--- DATA ENTRIES ---
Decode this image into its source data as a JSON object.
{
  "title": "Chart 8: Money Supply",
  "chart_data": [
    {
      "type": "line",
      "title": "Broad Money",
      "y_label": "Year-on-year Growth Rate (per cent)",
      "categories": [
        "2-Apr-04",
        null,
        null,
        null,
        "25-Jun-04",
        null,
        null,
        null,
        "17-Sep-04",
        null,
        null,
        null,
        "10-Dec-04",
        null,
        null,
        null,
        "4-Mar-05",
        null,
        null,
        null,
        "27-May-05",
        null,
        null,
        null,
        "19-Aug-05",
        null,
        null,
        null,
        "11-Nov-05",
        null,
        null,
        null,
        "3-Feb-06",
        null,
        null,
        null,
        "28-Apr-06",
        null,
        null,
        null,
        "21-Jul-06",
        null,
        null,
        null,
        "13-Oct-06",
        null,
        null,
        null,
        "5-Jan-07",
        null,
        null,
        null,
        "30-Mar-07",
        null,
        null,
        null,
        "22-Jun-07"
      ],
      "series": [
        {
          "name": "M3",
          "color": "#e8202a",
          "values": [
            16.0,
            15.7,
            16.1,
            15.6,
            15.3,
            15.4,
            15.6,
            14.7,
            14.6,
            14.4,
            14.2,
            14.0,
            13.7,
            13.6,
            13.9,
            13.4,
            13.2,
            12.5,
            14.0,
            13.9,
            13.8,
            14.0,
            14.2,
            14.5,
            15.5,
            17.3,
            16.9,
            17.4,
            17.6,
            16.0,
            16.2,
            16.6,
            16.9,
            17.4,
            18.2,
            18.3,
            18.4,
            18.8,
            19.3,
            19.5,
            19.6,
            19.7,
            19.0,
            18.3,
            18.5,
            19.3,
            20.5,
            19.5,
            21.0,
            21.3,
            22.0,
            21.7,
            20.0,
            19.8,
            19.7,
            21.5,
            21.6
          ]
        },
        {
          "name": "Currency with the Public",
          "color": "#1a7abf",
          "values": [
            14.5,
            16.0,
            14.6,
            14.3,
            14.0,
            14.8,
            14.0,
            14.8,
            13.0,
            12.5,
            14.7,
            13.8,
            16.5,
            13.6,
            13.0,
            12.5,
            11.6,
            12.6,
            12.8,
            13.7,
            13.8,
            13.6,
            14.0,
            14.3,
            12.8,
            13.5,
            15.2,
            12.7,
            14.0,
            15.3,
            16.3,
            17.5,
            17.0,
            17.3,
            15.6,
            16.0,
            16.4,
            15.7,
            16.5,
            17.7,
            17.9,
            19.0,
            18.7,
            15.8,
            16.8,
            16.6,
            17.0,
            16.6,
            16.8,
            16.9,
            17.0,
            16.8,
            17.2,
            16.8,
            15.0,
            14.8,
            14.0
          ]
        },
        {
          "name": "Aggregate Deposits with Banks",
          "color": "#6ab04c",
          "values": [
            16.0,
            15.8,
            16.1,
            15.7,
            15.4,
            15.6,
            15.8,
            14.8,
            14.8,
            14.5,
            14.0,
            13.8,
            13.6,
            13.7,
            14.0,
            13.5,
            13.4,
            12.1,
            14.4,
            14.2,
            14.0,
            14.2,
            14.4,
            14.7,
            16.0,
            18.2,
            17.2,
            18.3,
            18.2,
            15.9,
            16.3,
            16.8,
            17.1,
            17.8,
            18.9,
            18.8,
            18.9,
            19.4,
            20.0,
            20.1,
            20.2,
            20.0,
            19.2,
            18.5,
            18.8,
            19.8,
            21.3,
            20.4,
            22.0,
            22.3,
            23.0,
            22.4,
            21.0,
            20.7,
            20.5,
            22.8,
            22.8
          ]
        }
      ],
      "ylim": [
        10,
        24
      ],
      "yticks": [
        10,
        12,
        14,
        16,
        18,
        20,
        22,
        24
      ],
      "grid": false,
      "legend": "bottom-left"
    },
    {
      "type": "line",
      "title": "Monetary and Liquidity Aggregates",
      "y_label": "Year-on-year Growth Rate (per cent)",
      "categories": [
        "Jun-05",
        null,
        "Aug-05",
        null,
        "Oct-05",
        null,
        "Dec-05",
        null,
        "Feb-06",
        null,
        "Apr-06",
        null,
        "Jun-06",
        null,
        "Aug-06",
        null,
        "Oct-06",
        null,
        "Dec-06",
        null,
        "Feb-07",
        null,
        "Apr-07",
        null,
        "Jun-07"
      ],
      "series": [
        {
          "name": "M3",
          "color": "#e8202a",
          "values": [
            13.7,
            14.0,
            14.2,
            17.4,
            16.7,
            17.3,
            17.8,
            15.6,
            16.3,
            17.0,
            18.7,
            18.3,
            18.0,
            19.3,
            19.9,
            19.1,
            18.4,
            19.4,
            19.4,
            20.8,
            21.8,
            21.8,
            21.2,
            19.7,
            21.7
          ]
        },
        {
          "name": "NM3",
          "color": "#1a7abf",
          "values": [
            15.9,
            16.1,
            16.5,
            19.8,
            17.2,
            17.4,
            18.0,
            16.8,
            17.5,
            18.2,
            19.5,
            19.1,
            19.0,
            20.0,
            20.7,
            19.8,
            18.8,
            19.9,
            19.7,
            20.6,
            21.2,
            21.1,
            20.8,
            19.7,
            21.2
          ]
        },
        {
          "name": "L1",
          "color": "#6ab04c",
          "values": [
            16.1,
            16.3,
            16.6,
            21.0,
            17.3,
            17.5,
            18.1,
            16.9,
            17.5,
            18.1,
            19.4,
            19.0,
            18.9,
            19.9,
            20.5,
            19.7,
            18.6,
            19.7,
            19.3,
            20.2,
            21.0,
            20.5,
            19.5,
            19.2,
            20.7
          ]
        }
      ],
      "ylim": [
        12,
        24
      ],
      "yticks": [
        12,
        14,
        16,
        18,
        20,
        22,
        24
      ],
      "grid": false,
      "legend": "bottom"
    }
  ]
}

--- GIVEN TASK ---
Find and copy each line above that includes the string "with".

--- OUTPUT FOR THIS EXERCISE ---
          "name": "Currency with the Public",
          "name": "Aggregate Deposits with Banks",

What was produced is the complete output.